Every line with the string "шахт" should be gathered.

Collection entries
════
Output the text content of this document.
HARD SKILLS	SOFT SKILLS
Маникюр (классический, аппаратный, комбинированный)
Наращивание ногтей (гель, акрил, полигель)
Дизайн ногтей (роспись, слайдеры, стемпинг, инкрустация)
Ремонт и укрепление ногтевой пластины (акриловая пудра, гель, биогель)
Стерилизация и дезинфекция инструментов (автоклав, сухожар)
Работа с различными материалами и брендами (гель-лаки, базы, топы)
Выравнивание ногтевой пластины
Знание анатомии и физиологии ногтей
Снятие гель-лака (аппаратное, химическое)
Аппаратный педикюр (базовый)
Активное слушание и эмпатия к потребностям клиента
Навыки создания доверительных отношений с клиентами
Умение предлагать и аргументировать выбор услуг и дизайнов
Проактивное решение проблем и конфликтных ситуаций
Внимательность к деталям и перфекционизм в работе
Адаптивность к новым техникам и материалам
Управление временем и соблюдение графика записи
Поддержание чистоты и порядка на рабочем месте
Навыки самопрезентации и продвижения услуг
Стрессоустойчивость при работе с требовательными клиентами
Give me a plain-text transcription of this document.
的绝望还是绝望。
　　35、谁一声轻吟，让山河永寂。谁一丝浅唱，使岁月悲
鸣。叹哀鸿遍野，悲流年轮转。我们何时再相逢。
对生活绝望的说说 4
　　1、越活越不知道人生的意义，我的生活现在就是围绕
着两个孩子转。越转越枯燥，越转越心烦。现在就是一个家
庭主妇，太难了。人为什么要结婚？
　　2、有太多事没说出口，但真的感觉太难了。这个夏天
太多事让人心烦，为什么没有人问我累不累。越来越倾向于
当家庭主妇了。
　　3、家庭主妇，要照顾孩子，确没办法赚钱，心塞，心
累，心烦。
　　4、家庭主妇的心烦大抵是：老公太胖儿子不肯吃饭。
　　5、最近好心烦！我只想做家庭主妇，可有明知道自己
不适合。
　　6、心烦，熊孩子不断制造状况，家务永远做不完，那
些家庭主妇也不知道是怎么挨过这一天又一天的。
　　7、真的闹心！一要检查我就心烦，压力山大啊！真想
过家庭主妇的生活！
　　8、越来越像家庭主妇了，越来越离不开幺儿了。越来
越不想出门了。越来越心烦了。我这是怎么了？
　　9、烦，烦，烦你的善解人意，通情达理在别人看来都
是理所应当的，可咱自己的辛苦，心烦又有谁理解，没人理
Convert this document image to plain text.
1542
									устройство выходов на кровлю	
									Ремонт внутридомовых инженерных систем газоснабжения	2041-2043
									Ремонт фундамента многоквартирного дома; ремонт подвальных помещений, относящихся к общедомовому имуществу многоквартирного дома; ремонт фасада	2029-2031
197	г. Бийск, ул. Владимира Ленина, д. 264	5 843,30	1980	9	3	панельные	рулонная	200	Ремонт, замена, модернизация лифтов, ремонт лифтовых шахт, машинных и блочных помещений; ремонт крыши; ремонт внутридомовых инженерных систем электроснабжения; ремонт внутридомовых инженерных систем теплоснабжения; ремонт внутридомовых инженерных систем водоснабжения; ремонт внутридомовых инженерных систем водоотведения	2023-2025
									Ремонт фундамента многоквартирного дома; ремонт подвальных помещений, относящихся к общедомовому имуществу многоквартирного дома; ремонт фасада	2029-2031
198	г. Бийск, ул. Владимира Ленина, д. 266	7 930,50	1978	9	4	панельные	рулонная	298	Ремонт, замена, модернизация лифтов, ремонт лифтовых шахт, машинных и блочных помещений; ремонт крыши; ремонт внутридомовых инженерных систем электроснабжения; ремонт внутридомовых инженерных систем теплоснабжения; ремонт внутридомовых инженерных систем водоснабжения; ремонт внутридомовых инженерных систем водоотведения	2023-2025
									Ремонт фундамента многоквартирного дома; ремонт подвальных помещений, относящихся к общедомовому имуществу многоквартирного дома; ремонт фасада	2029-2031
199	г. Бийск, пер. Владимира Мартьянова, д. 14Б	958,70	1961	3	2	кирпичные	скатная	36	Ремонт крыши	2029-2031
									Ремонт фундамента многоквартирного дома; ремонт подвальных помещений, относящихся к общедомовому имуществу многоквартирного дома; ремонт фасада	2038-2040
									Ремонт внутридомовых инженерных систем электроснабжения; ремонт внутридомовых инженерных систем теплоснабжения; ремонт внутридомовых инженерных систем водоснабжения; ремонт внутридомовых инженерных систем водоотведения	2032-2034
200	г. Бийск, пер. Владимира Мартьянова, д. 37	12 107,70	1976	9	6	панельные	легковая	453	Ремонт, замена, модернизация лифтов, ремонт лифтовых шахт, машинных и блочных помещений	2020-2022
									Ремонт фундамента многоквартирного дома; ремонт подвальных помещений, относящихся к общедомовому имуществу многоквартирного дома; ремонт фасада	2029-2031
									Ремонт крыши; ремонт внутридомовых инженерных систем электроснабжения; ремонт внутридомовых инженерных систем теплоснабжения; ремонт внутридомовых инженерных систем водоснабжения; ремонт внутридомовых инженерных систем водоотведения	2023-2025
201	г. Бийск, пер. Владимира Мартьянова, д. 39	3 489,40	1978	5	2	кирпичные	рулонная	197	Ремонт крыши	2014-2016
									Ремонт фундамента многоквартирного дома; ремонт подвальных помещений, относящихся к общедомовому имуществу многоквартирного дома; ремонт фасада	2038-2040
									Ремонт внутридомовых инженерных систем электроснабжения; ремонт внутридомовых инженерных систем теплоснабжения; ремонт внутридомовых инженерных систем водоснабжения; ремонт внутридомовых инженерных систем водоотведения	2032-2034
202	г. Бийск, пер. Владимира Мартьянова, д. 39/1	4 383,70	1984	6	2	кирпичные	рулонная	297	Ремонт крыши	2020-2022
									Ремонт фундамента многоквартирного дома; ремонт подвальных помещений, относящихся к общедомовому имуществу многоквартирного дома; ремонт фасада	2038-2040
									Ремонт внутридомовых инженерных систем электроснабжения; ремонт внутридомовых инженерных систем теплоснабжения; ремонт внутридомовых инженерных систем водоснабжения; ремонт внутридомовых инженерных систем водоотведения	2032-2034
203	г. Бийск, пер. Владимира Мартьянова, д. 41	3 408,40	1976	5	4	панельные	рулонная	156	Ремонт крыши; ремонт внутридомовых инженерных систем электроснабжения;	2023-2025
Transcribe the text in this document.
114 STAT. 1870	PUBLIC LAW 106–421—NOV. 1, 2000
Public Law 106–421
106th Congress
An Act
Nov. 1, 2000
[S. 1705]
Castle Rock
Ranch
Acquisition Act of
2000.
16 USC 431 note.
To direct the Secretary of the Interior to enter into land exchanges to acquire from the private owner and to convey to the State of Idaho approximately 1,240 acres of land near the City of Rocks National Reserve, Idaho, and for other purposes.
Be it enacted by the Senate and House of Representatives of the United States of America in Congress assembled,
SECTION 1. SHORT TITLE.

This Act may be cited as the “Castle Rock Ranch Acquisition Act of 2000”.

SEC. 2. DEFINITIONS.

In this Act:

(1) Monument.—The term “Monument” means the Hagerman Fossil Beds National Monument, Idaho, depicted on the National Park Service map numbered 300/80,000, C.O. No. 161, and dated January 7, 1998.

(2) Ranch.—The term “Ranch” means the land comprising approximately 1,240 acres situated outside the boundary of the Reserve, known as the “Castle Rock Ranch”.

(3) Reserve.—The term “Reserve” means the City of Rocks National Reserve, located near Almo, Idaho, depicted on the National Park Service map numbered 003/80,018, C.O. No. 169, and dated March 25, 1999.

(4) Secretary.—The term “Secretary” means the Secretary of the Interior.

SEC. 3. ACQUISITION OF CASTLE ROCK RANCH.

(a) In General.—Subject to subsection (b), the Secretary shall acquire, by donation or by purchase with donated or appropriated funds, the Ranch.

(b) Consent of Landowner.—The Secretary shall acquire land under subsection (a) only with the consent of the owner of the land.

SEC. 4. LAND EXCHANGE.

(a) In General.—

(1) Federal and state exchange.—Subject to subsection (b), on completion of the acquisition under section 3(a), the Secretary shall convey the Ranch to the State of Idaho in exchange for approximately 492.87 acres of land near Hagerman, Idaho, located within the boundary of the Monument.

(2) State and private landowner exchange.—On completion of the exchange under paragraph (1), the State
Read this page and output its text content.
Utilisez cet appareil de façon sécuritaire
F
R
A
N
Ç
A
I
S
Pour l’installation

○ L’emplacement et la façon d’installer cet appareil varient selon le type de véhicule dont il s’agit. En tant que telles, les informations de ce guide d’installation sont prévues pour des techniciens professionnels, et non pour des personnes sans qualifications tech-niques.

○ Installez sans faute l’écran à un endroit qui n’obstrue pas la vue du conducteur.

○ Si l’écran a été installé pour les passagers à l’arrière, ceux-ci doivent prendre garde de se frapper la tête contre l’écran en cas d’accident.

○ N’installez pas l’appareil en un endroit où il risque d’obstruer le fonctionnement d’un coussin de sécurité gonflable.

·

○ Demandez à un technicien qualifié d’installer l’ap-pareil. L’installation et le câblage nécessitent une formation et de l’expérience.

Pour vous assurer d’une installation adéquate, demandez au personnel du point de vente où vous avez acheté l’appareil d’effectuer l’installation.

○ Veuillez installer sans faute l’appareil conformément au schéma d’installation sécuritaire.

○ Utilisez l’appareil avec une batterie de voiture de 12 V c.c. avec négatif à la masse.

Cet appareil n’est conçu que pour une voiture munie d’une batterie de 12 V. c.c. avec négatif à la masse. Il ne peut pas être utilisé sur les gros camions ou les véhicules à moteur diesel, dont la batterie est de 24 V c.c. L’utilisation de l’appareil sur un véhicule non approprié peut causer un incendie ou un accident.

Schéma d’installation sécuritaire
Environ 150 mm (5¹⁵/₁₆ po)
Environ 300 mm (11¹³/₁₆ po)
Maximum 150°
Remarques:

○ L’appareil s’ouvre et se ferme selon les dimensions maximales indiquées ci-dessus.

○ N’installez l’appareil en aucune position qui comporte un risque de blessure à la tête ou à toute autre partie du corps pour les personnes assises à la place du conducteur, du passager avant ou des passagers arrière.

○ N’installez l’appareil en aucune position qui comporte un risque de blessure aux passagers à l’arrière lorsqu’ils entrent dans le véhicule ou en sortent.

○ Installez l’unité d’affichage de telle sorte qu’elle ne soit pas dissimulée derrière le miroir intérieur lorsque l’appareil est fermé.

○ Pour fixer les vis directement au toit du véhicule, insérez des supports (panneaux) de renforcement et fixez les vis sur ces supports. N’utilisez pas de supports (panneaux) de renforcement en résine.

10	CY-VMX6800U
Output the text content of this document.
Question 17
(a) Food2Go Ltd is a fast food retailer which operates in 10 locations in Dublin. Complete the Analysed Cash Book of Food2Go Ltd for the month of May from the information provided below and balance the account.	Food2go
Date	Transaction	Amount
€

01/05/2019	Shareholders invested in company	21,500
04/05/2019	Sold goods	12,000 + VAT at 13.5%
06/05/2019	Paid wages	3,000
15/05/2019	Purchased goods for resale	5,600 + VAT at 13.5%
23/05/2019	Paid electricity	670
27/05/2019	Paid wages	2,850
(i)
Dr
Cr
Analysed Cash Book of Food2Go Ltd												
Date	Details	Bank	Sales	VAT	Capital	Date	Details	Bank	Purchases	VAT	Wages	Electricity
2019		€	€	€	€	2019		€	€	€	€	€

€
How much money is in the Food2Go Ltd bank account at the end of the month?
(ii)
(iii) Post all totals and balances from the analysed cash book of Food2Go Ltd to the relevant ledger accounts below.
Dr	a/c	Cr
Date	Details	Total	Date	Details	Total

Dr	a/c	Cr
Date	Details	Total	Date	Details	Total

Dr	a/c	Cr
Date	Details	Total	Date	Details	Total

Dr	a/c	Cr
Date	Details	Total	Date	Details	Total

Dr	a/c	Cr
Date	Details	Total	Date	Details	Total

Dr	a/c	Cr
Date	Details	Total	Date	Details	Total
════
→ EXPECTED ANSWER:
197	г. Бийск, ул. Владимира Ленина, д. 264	5 843,30	1980	9	3	панельные	рулонная	200	Ремонт, замена, модернизация лифтов, ремонт лифтовых шахт, машинных и блочных помещений; ремонт крыши; ремонт внутридомовых инженерных систем электроснабжения; ремонт внутридомовых инженерных систем теплоснабжения; ремонт внутридомовых инженерных систем водоснабжения; ремонт внутридомовых инженерных систем водоотведения	2023-2025
198	г. Бийск, ул. Владимира Ленина, д. 266	7 930,50	1978	9	4	панельные	рулонная	298	Ремонт, замена, модернизация лифтов, ремонт лифтовых шахт, машинных и блочных помещений; ремонт крыши; ремонт внутридомовых инженерных систем электроснабжения; ремонт внутридомовых инженерных систем теплоснабжения; ремонт внутридомовых инженерных систем водоснабжения; ремонт внутридомовых инженерных систем водоотведения	2023-2025
200	г. Бийск, пер. Владимира Мартьянова, д. 37	12 107,70	1976	9	6	панельные	легковая	453	Ремонт, замена, модернизация лифтов, ремонт лифтовых шахт, машинных и блочных помещений	2020-2022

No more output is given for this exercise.